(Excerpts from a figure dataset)
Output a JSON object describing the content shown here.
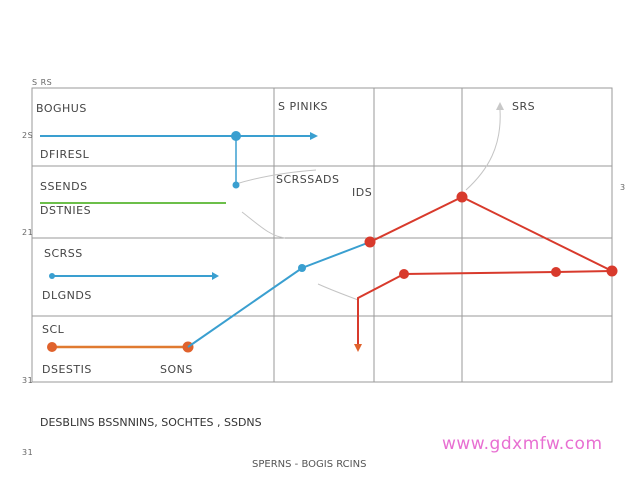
{
  "left_labels": [
    "BOGHUS",
    "DFIRESL",
    "SSENDS",
    "DSTNIES",
    "SCRSS",
    "DLGNDS",
    "SCL",
    "DSESTIS"
  ],
  "top_corner_label": "S RS",
  "grid_labels": {
    "col2_top": "S PINIKS",
    "col3_top": "SRS",
    "mid_a": "SCRSSADS",
    "mid_b": "IDS",
    "bottom": "SONS"
  },
  "margin_marks": {
    "m1": "2S",
    "m2": "21",
    "m3": "31",
    "m4": "31",
    "m5": "3"
  },
  "caption": "DESBLINS  BSSNNINS,  SOCHTES , SSDNS",
  "footer": "SPERNS - BOGIS RCINS",
  "colors": {
    "blue": "#3a9fd0",
    "green": "#6cbf4a",
    "red": "#d83a2c",
    "orange": "#e07a30",
    "grid": "#999999"
  },
  "watermark": "www.gdxmfw.com"
}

__Your task__: All of the data needs repeating exactly, but the pictures do not.

__Problem solution__:
Output a JSON object describing the content shown here.
{
  "left_labels": [
    "BOGHUS",
    "DFIRESL",
    "SSENDS",
    "DSTNIES",
    "SCRSS",
    "DLGNDS",
    "SCL",
    "DSESTIS"
  ],
  "top_corner_label": "S RS",
  "grid_labels": {
    "col2_top": "S PINIKS",
    "col3_top": "SRS",
    "mid_a": "SCRSSADS",
    "mid_b": "IDS",
    "bottom": "SONS"
  },
  "margin_marks": {
    "m1": "2S",
    "m2": "21",
    "m3": "31",
    "m4": "31",
    "m5": "3"
  },
  "caption": "DESBLINS  BSSNNINS,  SOCHTES , SSDNS",
  "footer": "SPERNS - BOGIS RCINS",
  "colors": {
    "blue": "#3a9fd0",
    "green": "#6cbf4a",
    "red": "#d83a2c",
    "orange": "#e07a30",
    "grid": "#999999"
  },
  "watermark": "www.gdxmfw.com"
}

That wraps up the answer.